[start EXTRACTED RECORDS]
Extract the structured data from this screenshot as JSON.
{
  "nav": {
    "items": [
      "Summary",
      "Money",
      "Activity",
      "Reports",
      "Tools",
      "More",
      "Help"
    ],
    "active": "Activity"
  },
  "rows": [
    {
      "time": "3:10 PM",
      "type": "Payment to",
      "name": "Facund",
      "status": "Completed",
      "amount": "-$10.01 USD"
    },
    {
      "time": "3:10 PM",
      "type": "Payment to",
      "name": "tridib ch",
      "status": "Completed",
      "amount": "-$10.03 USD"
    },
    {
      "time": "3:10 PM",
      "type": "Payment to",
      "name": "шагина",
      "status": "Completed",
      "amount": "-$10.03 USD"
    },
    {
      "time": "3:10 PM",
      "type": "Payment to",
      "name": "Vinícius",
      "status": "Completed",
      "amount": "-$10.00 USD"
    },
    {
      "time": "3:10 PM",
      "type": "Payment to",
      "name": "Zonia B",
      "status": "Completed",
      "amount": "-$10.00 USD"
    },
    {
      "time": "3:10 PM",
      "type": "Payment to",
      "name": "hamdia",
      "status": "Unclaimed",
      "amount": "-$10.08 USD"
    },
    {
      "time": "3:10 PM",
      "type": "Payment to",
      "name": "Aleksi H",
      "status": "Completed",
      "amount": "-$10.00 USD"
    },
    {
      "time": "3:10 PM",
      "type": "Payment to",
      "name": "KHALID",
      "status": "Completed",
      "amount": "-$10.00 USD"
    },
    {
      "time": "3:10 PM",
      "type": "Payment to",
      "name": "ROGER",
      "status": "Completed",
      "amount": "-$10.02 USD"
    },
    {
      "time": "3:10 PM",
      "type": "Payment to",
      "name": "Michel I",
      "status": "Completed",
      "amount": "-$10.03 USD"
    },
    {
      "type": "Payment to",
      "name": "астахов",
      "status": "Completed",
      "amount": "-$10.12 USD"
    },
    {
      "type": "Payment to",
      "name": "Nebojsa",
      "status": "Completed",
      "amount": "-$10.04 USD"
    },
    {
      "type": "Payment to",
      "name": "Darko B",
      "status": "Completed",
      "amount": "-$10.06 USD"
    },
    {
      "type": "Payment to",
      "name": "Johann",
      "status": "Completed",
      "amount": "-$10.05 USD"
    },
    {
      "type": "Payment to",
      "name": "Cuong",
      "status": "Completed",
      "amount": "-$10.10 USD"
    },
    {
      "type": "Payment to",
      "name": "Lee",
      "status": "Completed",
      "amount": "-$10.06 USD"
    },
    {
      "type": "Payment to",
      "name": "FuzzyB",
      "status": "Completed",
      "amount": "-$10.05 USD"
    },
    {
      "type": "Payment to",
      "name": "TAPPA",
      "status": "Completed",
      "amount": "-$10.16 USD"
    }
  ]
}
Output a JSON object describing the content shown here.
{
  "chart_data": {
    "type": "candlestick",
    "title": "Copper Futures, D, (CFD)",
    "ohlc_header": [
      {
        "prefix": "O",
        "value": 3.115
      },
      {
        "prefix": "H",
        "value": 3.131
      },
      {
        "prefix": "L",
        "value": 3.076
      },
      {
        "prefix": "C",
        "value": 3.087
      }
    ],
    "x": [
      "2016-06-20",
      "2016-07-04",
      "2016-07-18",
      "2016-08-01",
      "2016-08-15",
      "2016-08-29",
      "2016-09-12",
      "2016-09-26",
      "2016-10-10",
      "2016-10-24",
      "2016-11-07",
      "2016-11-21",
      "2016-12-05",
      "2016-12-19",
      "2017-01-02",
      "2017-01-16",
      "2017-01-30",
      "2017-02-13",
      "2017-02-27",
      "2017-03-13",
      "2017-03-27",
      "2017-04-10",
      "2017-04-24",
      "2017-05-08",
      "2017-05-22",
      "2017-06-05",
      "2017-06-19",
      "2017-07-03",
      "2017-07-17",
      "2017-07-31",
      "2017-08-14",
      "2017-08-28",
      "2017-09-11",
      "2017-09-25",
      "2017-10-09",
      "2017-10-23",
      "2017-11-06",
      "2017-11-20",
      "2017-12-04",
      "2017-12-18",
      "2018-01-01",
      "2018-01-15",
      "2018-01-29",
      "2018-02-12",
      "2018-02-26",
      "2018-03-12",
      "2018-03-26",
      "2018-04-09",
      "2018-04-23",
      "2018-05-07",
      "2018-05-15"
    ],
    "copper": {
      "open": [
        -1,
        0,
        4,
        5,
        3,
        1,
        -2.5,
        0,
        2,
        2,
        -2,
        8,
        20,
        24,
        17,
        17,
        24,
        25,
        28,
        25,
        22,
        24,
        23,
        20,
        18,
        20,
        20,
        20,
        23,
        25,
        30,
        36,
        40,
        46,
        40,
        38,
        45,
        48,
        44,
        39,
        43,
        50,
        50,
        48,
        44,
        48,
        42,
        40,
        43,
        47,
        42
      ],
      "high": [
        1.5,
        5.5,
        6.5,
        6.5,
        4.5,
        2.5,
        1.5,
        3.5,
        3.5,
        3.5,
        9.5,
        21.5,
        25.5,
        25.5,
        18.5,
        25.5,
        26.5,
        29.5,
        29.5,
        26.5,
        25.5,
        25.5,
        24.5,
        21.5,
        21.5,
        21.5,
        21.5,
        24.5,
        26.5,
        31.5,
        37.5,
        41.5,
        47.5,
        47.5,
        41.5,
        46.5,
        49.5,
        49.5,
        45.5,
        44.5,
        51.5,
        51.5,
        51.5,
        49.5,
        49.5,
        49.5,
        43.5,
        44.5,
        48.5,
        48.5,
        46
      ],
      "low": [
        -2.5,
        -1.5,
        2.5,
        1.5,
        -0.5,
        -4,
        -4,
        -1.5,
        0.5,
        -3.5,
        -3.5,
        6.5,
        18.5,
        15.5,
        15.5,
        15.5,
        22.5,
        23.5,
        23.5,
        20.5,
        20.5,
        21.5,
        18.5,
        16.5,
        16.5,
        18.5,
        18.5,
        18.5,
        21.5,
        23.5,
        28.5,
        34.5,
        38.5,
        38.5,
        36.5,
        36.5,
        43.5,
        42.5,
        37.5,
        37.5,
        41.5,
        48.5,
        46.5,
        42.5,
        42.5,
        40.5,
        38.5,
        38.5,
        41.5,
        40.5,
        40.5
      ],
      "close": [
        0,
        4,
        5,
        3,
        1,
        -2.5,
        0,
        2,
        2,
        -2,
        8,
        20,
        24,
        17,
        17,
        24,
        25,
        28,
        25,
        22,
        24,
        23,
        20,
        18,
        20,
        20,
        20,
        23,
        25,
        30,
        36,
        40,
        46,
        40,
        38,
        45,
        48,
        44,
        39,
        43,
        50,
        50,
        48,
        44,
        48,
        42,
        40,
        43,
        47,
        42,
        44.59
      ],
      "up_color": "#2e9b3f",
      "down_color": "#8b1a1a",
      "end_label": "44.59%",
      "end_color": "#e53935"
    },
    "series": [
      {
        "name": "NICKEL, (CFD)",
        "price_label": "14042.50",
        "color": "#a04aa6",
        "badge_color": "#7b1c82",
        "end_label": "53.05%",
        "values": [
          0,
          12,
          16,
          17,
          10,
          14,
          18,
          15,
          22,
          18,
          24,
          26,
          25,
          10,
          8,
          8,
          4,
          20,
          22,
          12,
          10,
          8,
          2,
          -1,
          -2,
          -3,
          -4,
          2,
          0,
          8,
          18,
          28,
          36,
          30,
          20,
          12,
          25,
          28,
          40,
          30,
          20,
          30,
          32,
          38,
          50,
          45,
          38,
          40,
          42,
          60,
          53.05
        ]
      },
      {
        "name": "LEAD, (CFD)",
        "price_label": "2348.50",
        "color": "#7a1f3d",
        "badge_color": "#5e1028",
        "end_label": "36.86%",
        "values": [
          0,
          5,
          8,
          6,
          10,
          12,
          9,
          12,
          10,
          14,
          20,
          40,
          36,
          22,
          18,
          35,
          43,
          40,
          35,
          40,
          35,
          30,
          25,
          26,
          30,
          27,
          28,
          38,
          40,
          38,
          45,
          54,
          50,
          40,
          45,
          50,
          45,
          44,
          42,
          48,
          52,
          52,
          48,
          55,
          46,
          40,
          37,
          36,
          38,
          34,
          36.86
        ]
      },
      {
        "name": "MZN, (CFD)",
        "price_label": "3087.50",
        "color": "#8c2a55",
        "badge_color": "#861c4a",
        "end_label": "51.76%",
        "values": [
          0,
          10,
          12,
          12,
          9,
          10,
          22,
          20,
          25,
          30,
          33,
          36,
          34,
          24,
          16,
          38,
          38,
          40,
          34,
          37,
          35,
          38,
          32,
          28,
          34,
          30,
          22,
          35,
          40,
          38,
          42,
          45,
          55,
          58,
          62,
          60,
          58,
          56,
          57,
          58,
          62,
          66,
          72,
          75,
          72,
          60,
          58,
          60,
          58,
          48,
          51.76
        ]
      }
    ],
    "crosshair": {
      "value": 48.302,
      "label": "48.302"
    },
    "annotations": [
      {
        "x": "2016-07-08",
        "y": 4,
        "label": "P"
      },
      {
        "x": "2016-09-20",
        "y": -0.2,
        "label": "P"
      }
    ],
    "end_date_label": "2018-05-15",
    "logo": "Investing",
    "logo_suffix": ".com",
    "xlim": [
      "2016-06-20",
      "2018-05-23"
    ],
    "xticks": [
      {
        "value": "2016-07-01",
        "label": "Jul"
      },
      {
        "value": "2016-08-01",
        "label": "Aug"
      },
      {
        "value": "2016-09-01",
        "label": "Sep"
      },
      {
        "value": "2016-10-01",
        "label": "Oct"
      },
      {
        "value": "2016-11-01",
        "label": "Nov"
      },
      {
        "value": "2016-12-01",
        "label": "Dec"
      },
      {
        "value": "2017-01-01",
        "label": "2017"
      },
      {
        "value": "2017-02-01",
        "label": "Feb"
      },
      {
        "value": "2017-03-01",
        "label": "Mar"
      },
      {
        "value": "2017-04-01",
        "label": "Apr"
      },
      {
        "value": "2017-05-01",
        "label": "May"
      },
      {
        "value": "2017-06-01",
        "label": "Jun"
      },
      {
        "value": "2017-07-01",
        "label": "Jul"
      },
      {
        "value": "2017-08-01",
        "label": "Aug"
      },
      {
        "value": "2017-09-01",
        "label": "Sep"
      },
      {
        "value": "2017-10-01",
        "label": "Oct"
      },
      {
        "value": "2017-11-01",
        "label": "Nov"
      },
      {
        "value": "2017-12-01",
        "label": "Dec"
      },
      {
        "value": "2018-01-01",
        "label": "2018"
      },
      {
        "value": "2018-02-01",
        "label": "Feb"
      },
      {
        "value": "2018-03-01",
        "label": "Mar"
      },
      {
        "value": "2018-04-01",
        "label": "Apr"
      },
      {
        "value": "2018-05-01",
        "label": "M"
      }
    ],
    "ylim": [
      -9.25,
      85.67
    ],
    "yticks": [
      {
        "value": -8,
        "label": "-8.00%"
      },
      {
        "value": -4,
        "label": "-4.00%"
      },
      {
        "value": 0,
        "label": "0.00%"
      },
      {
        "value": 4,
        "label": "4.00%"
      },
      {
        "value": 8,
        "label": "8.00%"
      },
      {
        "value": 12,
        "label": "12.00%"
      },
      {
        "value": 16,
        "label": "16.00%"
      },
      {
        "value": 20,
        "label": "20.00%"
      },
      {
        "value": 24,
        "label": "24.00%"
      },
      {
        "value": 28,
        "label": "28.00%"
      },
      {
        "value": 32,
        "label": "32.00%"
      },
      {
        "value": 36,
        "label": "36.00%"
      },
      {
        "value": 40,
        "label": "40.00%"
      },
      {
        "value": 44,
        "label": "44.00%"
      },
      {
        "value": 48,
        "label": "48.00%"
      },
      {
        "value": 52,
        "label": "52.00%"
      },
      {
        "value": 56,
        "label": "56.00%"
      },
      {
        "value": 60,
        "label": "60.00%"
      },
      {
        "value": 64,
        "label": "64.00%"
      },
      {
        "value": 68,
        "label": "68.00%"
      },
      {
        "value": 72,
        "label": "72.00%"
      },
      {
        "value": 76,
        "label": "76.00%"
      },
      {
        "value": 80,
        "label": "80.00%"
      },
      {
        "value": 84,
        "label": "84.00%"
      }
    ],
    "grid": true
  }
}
[end EXTRACTED RECORDS]
From the material above, gather all lines that include the string "JSON" and copy them.

Extract the structured data from this screenshot as JSON.
Output a JSON object describing the content shown here.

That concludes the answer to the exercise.